### Set exercise
Copy out every line exactly, passing over the pictures.

### Provided material
★ ★ ★ ★
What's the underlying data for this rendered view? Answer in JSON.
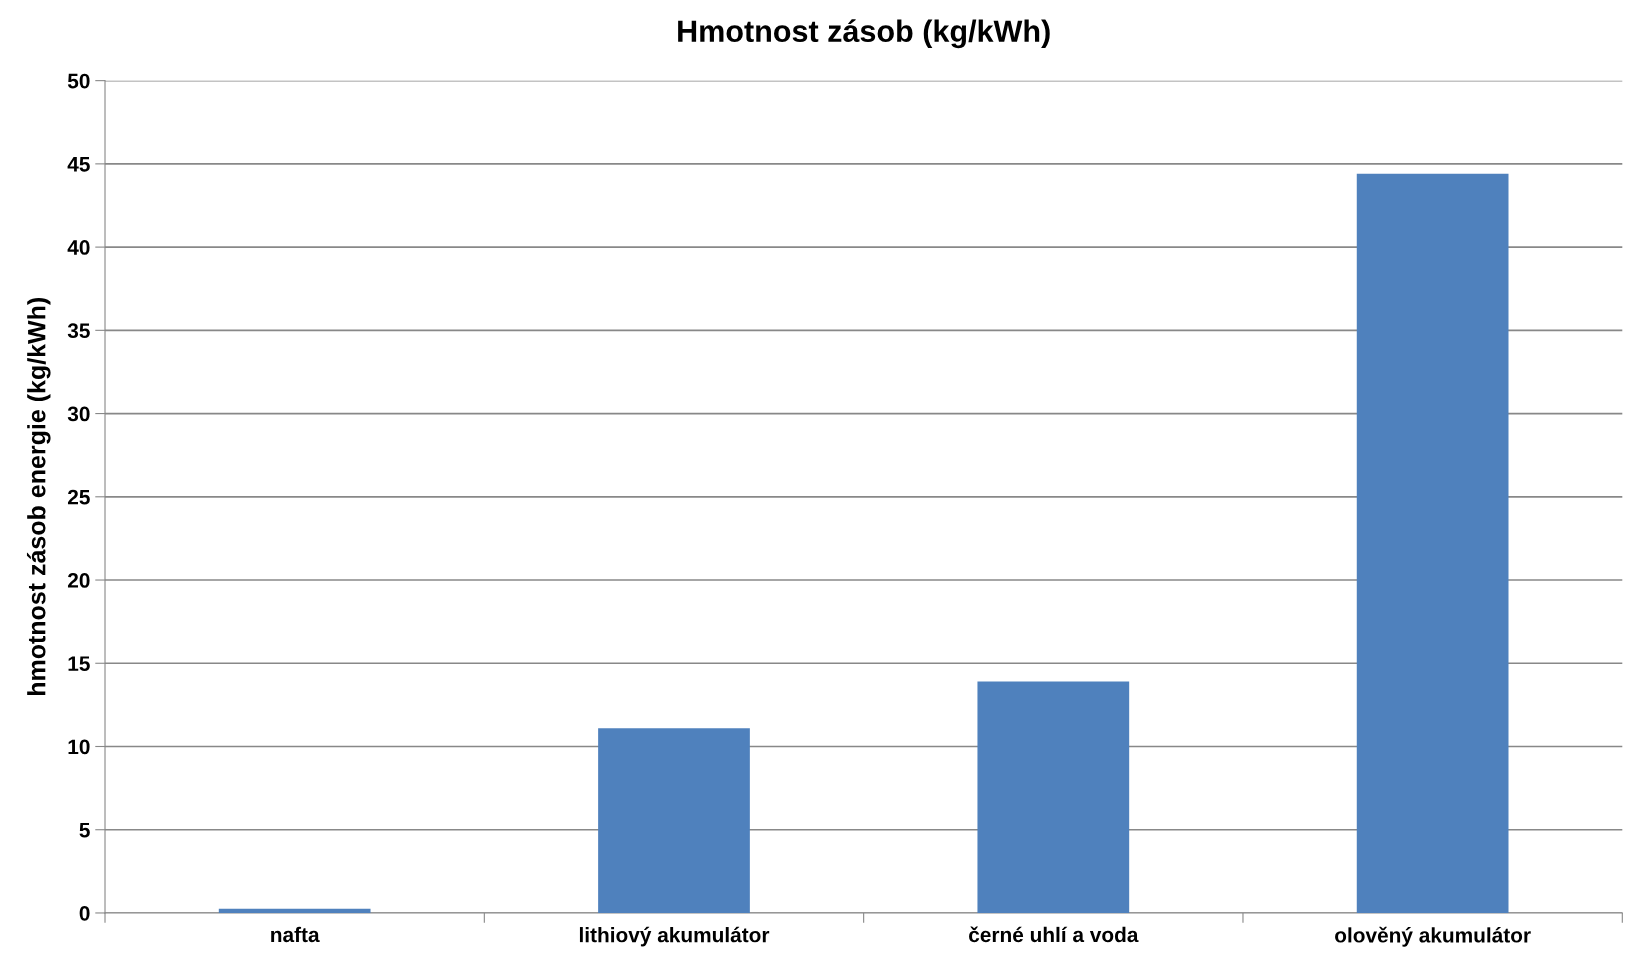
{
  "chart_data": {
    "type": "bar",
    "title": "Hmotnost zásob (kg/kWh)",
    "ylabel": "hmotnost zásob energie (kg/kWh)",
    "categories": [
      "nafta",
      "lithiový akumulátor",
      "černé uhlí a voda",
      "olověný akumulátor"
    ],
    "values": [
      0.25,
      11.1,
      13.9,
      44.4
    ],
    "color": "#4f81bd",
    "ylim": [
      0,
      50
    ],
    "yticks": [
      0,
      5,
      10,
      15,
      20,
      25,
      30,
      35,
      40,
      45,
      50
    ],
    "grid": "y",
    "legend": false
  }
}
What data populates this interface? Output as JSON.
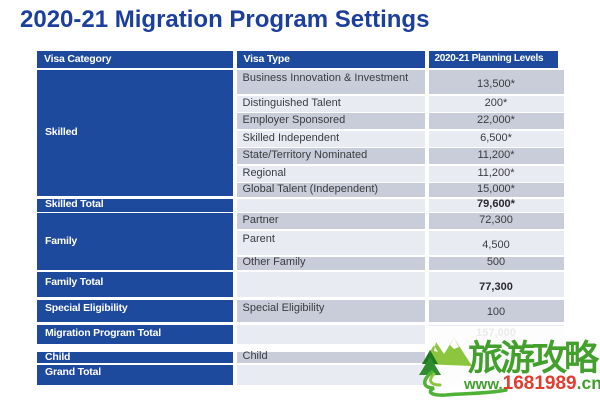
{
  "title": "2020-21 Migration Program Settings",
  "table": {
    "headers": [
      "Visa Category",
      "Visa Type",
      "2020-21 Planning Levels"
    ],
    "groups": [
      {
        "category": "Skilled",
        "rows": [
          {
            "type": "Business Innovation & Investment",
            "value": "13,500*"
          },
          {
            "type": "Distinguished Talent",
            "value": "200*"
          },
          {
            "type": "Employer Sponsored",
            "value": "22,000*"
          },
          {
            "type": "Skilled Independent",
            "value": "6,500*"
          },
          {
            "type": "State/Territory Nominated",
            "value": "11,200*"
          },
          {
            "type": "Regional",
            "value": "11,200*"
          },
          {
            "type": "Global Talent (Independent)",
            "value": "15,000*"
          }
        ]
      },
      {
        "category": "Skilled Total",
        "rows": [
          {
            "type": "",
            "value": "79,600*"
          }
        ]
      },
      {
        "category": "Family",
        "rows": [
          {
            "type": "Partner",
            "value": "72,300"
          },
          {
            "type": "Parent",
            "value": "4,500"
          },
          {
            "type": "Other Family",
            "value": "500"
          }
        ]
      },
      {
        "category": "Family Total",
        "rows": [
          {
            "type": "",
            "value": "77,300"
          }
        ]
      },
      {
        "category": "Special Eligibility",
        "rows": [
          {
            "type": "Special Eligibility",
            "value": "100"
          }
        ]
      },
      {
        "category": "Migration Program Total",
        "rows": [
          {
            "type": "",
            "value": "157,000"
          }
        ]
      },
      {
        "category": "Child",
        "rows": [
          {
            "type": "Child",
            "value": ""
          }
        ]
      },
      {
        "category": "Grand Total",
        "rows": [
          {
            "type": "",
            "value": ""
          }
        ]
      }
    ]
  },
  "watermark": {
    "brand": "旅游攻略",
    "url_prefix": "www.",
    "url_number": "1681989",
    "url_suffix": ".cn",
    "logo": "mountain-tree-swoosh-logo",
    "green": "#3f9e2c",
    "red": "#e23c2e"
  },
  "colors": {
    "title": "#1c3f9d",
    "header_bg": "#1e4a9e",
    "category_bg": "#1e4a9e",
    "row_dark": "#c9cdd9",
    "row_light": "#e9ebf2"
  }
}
★ ★ ★ ★
### Answer in full
What's the underlying data for this rendered view? Answer in JSON.
{
  "chart_data": {
    "type": "bar",
    "title": "Hmotnost zásob (kg/kWh)",
    "ylabel": "hmotnost zásob energie (kg/kWh)",
    "categories": [
      "nafta",
      "lithiový akumulátor",
      "černé uhlí a voda",
      "olověný akumulátor"
    ],
    "values": [
      0.25,
      11.1,
      13.9,
      44.4
    ],
    "color": "#4f81bd",
    "ylim": [
      0,
      50
    ],
    "yticks": [
      0,
      5,
      10,
      15,
      20,
      25,
      30,
      35,
      40,
      45,
      50
    ],
    "grid": "y",
    "legend": false
  }
}
What data populates this interface? Output as JSON.
{
  "title": "2020-21 Migration Program Settings",
  "table": {
    "headers": [
      "Visa Category",
      "Visa Type",
      "2020-21 Planning Levels"
    ],
    "groups": [
      {
        "category": "Skilled",
        "rows": [
          {
            "type": "Business Innovation & Investment",
            "value": "13,500*"
          },
          {
            "type": "Distinguished Talent",
            "value": "200*"
          },
          {
            "type": "Employer Sponsored",
            "value": "22,000*"
          },
          {
            "type": "Skilled Independent",
            "value": "6,500*"
          },
          {
            "type": "State/Territory Nominated",
            "value": "11,200*"
          },
          {
            "type": "Regional",
            "value": "11,200*"
          },
          {
            "type": "Global Talent (Independent)",
            "value": "15,000*"
          }
        ]
      },
      {
        "category": "Skilled Total",
        "rows": [
          {
            "type": "",
            "value": "79,600*"
          }
        ]
      },
      {
        "category": "Family",
        "rows": [
          {
            "type": "Partner",
            "value": "72,300"
          },
          {
            "type": "Parent",
            "value": "4,500"
          },
          {
            "type": "Other Family",
            "value": "500"
          }
        ]
      },
      {
        "category": "Family Total",
        "rows": [
          {
            "type": "",
            "value": "77,300"
          }
        ]
      },
      {
        "category": "Special Eligibility",
        "rows": [
          {
            "type": "Special Eligibility",
            "value": "100"
          }
        ]
      },
      {
        "category": "Migration Program Total",
        "rows": [
          {
            "type": "",
            "value": "157,000"
          }
        ]
      },
      {
        "category": "Child",
        "rows": [
          {
            "type": "Child",
            "value": ""
          }
        ]
      },
      {
        "category": "Grand Total",
        "rows": [
          {
            "type": "",
            "value": ""
          }
        ]
      }
    ]
  },
  "watermark": {
    "brand": "旅游攻略",
    "url_prefix": "www.",
    "url_number": "1681989",
    "url_suffix": ".cn",
    "logo": "mountain-tree-swoosh-logo",
    "green": "#3f9e2c",
    "red": "#e23c2e"
  },
  "colors": {
    "title": "#1c3f9d",
    "header_bg": "#1e4a9e",
    "category_bg": "#1e4a9e",
    "row_dark": "#c9cdd9",
    "row_light": "#e9ebf2"
  }
}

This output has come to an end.